- Opening Delimiter -
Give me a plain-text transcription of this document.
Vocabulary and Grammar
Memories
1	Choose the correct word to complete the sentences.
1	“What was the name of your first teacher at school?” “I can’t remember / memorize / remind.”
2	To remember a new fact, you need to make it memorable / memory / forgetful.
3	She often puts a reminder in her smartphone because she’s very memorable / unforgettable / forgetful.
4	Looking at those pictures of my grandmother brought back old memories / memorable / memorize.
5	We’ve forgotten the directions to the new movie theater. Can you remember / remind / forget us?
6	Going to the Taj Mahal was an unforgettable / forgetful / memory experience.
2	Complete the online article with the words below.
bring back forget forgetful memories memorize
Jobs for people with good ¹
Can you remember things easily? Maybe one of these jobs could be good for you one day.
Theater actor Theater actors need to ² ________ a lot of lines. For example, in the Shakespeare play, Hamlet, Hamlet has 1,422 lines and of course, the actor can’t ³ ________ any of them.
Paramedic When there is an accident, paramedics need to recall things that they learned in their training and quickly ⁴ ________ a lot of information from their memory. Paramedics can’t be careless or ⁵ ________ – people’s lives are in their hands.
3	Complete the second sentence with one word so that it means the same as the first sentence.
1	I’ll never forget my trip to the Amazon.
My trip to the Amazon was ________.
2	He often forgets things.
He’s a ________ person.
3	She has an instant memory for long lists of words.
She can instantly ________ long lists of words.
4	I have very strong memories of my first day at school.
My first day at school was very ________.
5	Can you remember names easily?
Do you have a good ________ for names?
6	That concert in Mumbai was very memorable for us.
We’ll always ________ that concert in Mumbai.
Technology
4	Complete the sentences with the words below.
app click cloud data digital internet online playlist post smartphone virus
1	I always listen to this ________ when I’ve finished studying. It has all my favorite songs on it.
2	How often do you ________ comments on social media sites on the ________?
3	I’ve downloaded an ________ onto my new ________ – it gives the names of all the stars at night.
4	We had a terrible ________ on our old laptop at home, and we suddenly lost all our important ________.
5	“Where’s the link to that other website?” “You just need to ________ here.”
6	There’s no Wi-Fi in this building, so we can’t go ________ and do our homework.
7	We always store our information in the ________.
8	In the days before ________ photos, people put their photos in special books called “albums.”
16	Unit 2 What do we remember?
- Closing Delimiter -
* Exercise objective *
Please go through the data above and copy every line that has the word "lists".

* The answer *
3	She has an instant memory for long lists of words.
She can instantly ________ long lists of words.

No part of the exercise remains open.